**MATERIAL**:
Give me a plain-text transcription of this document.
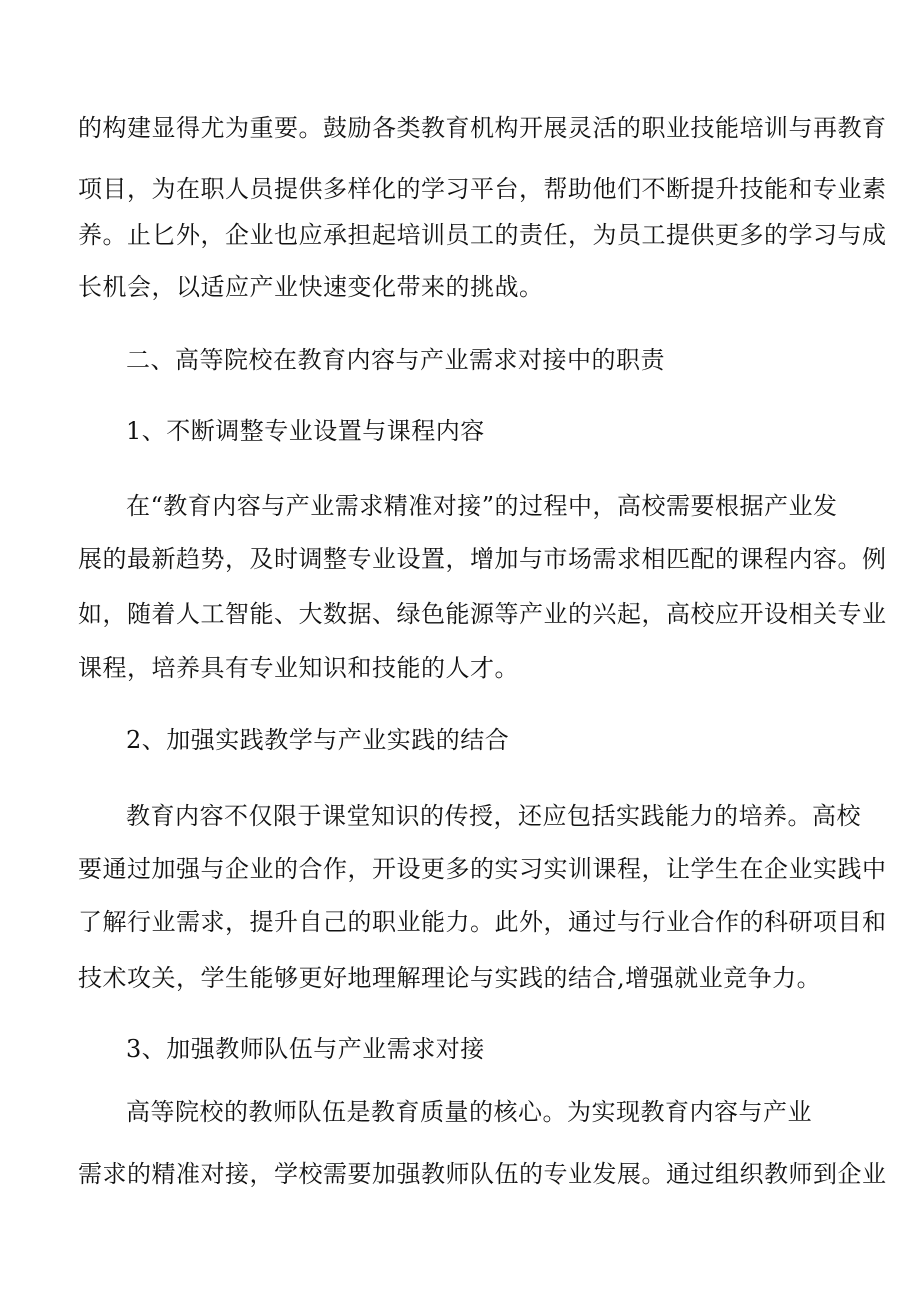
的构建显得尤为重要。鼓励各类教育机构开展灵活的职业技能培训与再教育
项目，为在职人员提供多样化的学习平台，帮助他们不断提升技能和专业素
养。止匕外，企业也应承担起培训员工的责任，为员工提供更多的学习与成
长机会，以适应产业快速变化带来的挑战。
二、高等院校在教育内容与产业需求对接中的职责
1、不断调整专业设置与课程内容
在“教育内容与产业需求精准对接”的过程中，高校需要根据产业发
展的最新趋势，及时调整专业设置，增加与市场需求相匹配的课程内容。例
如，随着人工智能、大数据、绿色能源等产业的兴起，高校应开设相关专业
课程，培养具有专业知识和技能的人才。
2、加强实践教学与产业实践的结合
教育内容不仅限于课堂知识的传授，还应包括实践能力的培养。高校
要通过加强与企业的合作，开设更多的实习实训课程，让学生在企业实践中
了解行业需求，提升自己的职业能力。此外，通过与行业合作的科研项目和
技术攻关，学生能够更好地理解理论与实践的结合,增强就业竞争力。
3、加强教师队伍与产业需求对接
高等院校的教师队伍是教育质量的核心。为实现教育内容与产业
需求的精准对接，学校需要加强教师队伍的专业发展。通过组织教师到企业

**TASK TO CARRY OUT**: Pictures stay out of the copy; please restate every record above exactly.

**PROBLEM SOLUTION**:
Give me a plain-text transcription of this document.
的构建显得尤为重要。鼓励各类教育机构开展灵活的职业技能培训与再教育
项目，为在职人员提供多样化的学习平台，帮助他们不断提升技能和专业素
养。止匕外，企业也应承担起培训员工的责任，为员工提供更多的学习与成
长机会，以适应产业快速变化带来的挑战。
二、高等院校在教育内容与产业需求对接中的职责
1、不断调整专业设置与课程内容
在“教育内容与产业需求精准对接”的过程中，高校需要根据产业发
展的最新趋势，及时调整专业设置，增加与市场需求相匹配的课程内容。例
如，随着人工智能、大数据、绿色能源等产业的兴起，高校应开设相关专业
课程，培养具有专业知识和技能的人才。
2、加强实践教学与产业实践的结合
教育内容不仅限于课堂知识的传授，还应包括实践能力的培养。高校
要通过加强与企业的合作，开设更多的实习实训课程，让学生在企业实践中
了解行业需求，提升自己的职业能力。此外，通过与行业合作的科研项目和
技术攻关，学生能够更好地理解理论与实践的结合,增强就业竞争力。
3、加强教师队伍与产业需求对接
高等院校的教师队伍是教育质量的核心。为实现教育内容与产业
需求的精准对接，学校需要加强教师队伍的专业发展。通过组织教师到企业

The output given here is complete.